►

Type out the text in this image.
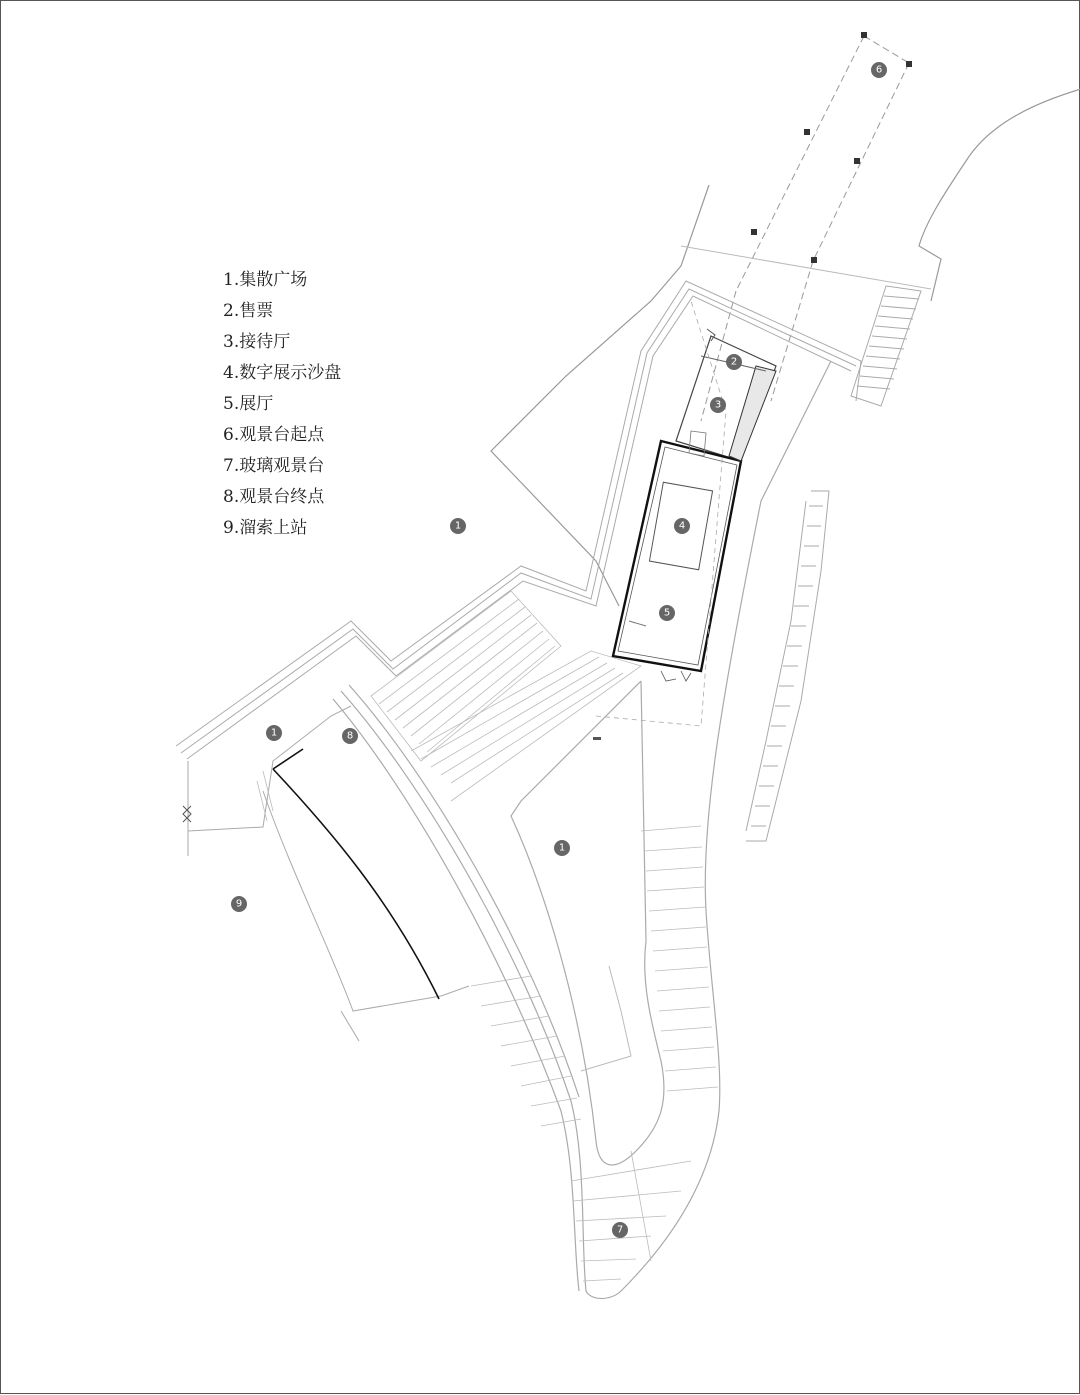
1
1
1
2
3
4
5
6
7
8
9
1.集散广场
2.售票
3.接待厅
4.数字展示沙盘
5.展厅
6.观景台起点
7.玻璃观景台
8.观景台终点
9.溜索上站
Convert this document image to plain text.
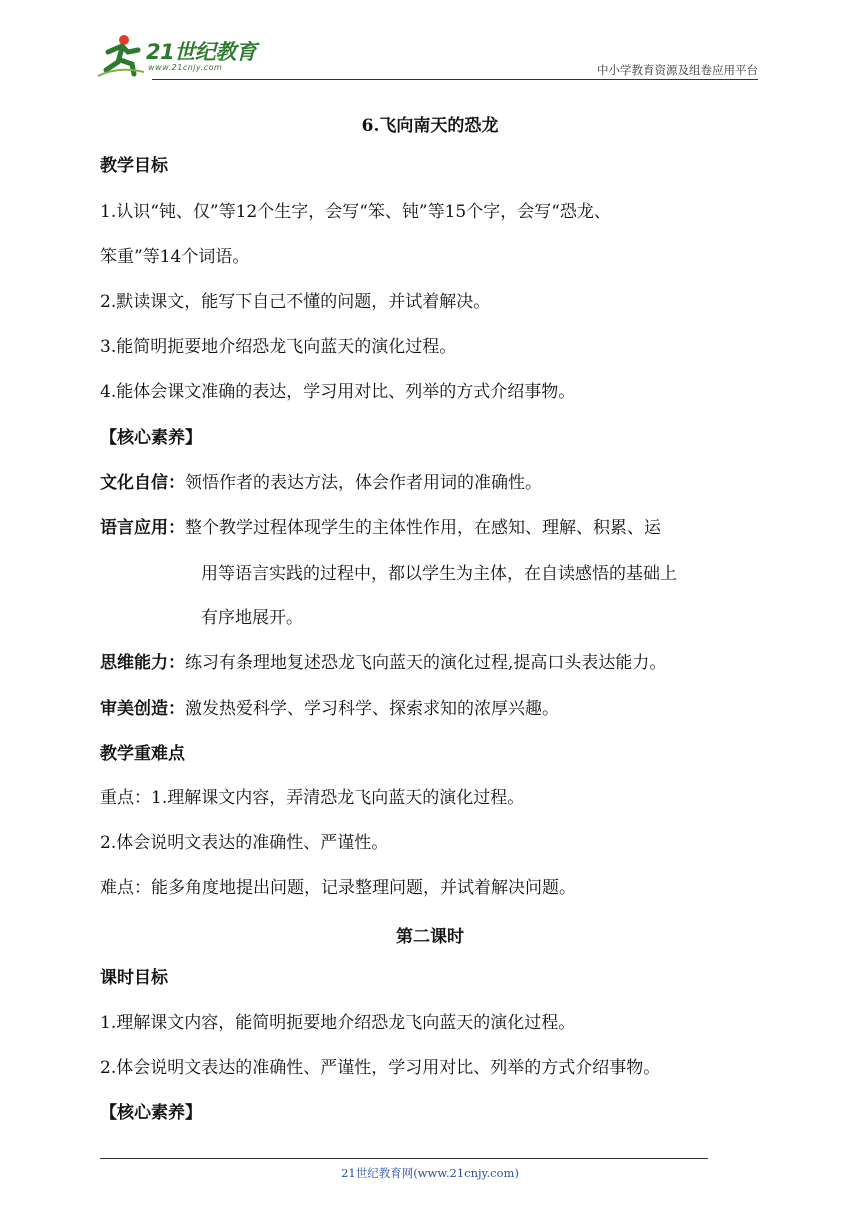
21世纪教育
www.21cnjy.com	中小学教育资源及组卷应用平台
6.飞向南天的恐龙
教学目标
1.认识“钝、仅”等12个生字，会写“笨、钝”等15个字，会写“恐龙、
笨重”等14个词语。
2.默读课文，能写下自己不懂的问题，并试着解决。
3.能简明扼要地介绍恐龙飞向蓝天的演化过程。
4.能体会课文准确的表达，学习用对比、列举的方式介绍事物。
【核心素养】
文化自信：领悟作者的表达方法，体会作者用词的准确性。
语言应用：整个教学过程体现学生的主体性作用，在感知、理解、积累、运
用等语言实践的过程中，都以学生为主体，在自读感悟的基础上
有序地展开。
思维能力：练习有条理地复述恐龙飞向蓝天的演化过程,提高口头表达能力。
审美创造：激发热爱科学、学习科学、探索求知的浓厚兴趣。
教学重难点
重点：1.理解课文内容，弄清恐龙飞向蓝天的演化过程。
2.体会说明文表达的准确性、严谨性。
难点：能多角度地提出问题，记录整理问题，并试着解决问题。
第二课时
课时目标
1.理解课文内容，能简明扼要地介绍恐龙飞向蓝天的演化过程。
2.体会说明文表达的准确性、严谨性，学习用对比、列举的方式介绍事物。
【核心素养】
21世纪教育网(www.21cnjy.com)
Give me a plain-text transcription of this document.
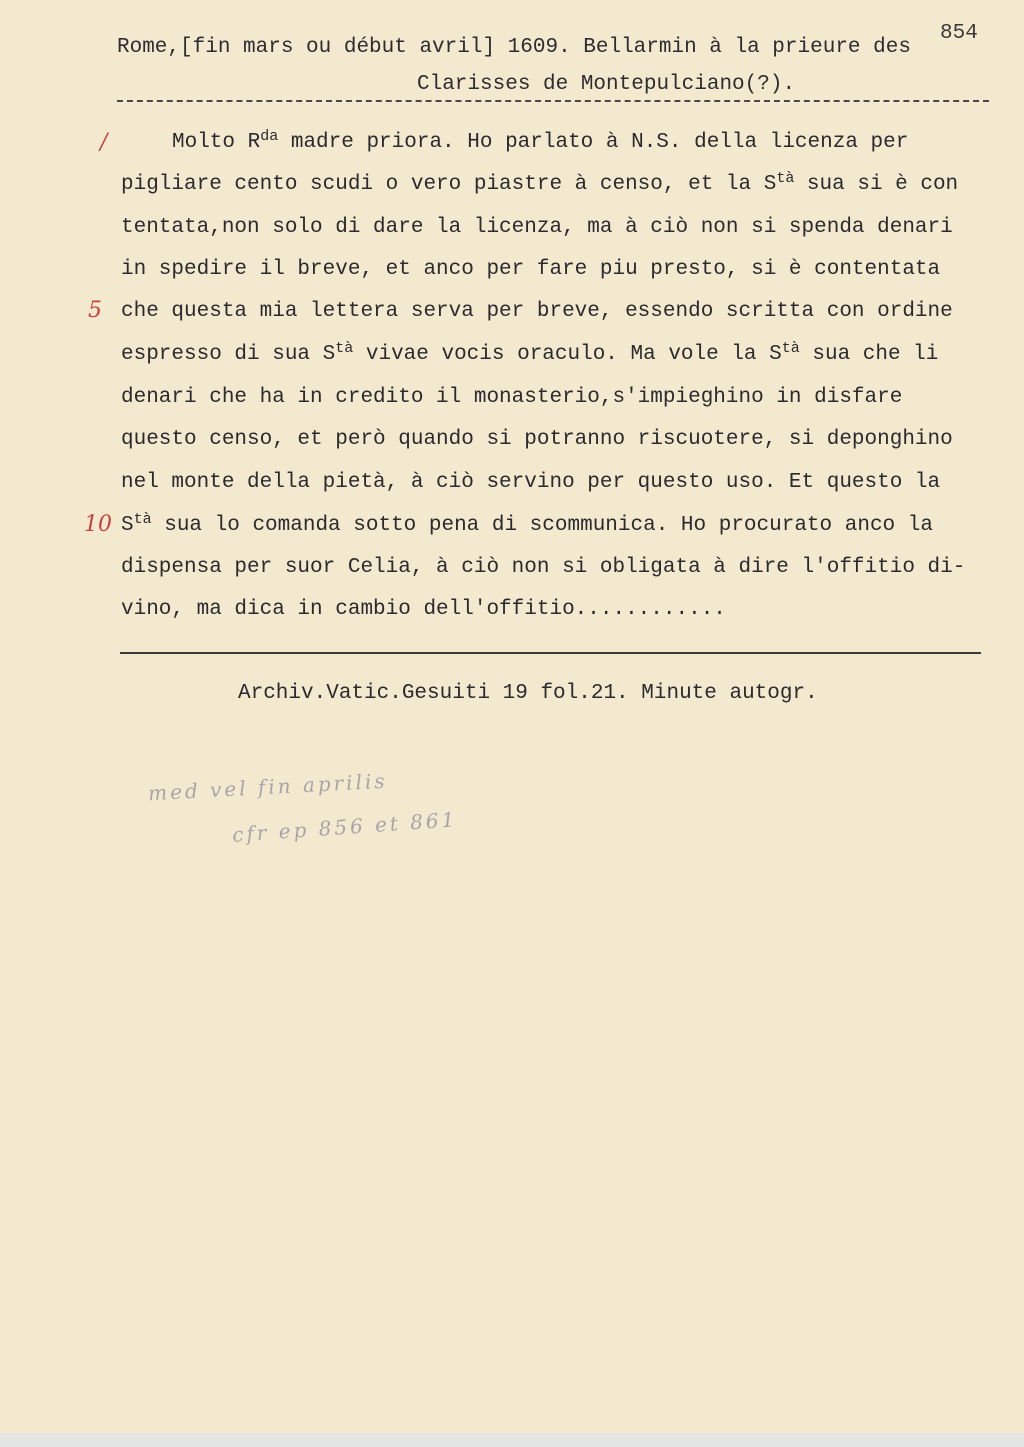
854
Rome,[fin mars ou début avril] 1609. Bellarmin à la prieure des
Clarisses de Montepulciano(?).
/
5
10
Molto $R^{da}$ madre priora. Ho parlato à N.S. della licenza per
pigliare cento scudi o vero piastre à censo, et la $S^{tà}$ sua si è con
tentata,non solo di dare la licenza, ma à ciò non si spenda denari
in spedire il breve, et anco per fare piu presto, si è contentata
che questa mia lettera serva per breve, essendo scritta con ordine
espresso di sua $S^{tà}$ vivae vocis oraculo. Ma vole la $S^{tà}$ sua che li
denari che ha in credito il monasterio,s'impieghino in disfare
questo censo, et però quando si potranno riscuotere, si deponghino
nel monte della pietà, à ciò servino per questo uso. Et questo la
$S^{tà}$ sua lo comanda sotto pena di scommunica. Ho procurato anco la
dispensa per suor Celia, à ciò non si obligata à dire l'offitio di-
vino, ma dica in cambio dell'offitio............
Archiv.Vatic.Gesuiti 19 fol.21. Minute autogr.
med vel fin aprilis
cfr ep 856 et 861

◄

• _What to work on_: Check each line of the records for "breve" and copy the ones that contain it.

• _Output below_:
in spedire il breve, et anco per fare piu presto, si è contentata
che questa mia lettera serva per breve, essendo scritta con ordine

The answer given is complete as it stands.